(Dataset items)
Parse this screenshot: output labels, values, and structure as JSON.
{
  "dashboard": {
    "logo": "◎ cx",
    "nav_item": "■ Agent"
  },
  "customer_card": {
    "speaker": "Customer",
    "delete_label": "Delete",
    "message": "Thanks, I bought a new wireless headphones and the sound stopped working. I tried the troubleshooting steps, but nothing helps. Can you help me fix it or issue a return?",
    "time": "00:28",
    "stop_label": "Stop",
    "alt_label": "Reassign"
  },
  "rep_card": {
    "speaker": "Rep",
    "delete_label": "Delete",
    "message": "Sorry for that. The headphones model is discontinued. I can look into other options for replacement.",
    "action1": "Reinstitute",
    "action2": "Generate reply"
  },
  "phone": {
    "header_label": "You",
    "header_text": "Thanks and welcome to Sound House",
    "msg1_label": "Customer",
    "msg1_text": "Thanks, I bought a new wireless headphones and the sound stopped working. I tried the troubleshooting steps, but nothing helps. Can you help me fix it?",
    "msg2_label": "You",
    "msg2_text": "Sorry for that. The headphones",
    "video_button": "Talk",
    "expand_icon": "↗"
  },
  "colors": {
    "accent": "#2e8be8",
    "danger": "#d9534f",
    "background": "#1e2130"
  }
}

▶ _Directions_: Your task is to repeat every line exactly.

▶ _Response_:
Parse this screenshot: output labels, values, and structure as JSON.
{
  "dashboard": {
    "logo": "◎ cx",
    "nav_item": "■ Agent"
  },
  "customer_card": {
    "speaker": "Customer",
    "delete_label": "Delete",
    "message": "Thanks, I bought a new wireless headphones and the sound stopped working. I tried the troubleshooting steps, but nothing helps. Can you help me fix it or issue a return?",
    "time": "00:28",
    "stop_label": "Stop",
    "alt_label": "Reassign"
  },
  "rep_card": {
    "speaker": "Rep",
    "delete_label": "Delete",
    "message": "Sorry for that. The headphones model is discontinued. I can look into other options for replacement.",
    "action1": "Reinstitute",
    "action2": "Generate reply"
  },
  "phone": {
    "header_label": "You",
    "header_text": "Thanks and welcome to Sound House",
    "msg1_label": "Customer",
    "msg1_text": "Thanks, I bought a new wireless headphones and the sound stopped working. I tried the troubleshooting steps, but nothing helps. Can you help me fix it?",
    "msg2_label": "You",
    "msg2_text": "Sorry for that. The headphones",
    "video_button": "Talk",
    "expand_icon": "↗"
  },
  "colors": {
    "accent": "#2e8be8",
    "danger": "#d9534f",
    "background": "#1e2130"
  }
}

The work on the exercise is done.